* **WORK REQUIRED**:
Output every line of the data exactly as it appears.

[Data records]
★ ★ ★ ★ ★
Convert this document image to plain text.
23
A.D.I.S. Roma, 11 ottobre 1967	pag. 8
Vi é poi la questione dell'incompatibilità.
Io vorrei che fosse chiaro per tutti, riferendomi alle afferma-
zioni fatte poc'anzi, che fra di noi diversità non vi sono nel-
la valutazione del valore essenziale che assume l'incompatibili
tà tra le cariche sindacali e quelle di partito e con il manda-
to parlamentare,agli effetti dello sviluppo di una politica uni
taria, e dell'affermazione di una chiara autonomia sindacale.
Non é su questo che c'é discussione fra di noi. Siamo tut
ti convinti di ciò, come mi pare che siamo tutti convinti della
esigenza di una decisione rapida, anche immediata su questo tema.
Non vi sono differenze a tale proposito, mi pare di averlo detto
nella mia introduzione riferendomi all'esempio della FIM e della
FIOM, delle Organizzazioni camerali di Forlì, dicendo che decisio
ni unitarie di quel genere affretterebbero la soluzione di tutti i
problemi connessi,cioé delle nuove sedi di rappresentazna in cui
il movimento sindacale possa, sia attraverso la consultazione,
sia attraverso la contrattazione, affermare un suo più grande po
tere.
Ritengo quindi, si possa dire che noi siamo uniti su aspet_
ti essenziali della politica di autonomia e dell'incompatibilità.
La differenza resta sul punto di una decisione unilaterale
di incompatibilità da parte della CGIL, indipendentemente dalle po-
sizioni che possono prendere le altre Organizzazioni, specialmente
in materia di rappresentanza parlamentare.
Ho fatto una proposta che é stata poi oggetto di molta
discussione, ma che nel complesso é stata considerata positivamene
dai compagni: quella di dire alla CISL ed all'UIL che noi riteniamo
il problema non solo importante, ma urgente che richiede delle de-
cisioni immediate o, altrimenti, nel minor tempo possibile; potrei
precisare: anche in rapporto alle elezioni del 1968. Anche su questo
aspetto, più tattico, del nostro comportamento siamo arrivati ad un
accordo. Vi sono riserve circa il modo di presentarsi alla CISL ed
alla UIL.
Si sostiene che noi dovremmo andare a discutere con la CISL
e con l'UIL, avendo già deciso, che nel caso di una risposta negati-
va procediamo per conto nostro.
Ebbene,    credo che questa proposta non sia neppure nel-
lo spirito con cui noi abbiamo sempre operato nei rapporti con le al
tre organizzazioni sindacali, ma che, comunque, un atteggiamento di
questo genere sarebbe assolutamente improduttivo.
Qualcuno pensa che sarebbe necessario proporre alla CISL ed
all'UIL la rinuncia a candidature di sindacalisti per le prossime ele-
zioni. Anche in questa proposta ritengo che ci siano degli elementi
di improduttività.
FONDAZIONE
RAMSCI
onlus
★ ★ ★ ★ ★
* **WRITTEN RESPONSE**:
Convert this document image to plain text.
23
A.D.I.S. Roma, 11 ottobre 1967	pag. 8
Vi é poi la questione dell'incompatibilità.
Io vorrei che fosse chiaro per tutti, riferendomi alle afferma-
zioni fatte poc'anzi, che fra di noi diversità non vi sono nel-
la valutazione del valore essenziale che assume l'incompatibili
tà tra le cariche sindacali e quelle di partito e con il manda-
to parlamentare,agli effetti dello sviluppo di una politica uni
taria, e dell'affermazione di una chiara autonomia sindacale.
Non é su questo che c'é discussione fra di noi. Siamo tut
ti convinti di ciò, come mi pare che siamo tutti convinti della
esigenza di una decisione rapida, anche immediata su questo tema.
Non vi sono differenze a tale proposito, mi pare di averlo detto
nella mia introduzione riferendomi all'esempio della FIM e della
FIOM, delle Organizzazioni camerali di Forlì, dicendo che decisio
ni unitarie di quel genere affretterebbero la soluzione di tutti i
problemi connessi,cioé delle nuove sedi di rappresentazna in cui
il movimento sindacale possa, sia attraverso la consultazione,
sia attraverso la contrattazione, affermare un suo più grande po
tere.
Ritengo quindi, si possa dire che noi siamo uniti su aspet_
ti essenziali della politica di autonomia e dell'incompatibilità.
La differenza resta sul punto di una decisione unilaterale
di incompatibilità da parte della CGIL, indipendentemente dalle po-
sizioni che possono prendere le altre Organizzazioni, specialmente
in materia di rappresentanza parlamentare.
Ho fatto una proposta che é stata poi oggetto di molta
discussione, ma che nel complesso é stata considerata positivamene
dai compagni: quella di dire alla CISL ed all'UIL che noi riteniamo
il problema non solo importante, ma urgente che richiede delle de-
cisioni immediate o, altrimenti, nel minor tempo possibile; potrei
precisare: anche in rapporto alle elezioni del 1968. Anche su questo
aspetto, più tattico, del nostro comportamento siamo arrivati ad un
accordo. Vi sono riserve circa il modo di presentarsi alla CISL ed
alla UIL.
Si sostiene che noi dovremmo andare a discutere con la CISL
e con l'UIL, avendo già deciso, che nel caso di una risposta negati-
va procediamo per conto nostro.
Ebbene,    credo che questa proposta non sia neppure nel-
lo spirito con cui noi abbiamo sempre operato nei rapporti con le al
tre organizzazioni sindacali, ma che, comunque, un atteggiamento di
questo genere sarebbe assolutamente improduttivo.
Qualcuno pensa che sarebbe necessario proporre alla CISL ed
all'UIL la rinuncia a candidature di sindacalisti per le prossime ele-
zioni. Anche in questa proposta ritengo che ci siano degli elementi
di improduttività.
FONDAZIONE
RAMSCI
onlus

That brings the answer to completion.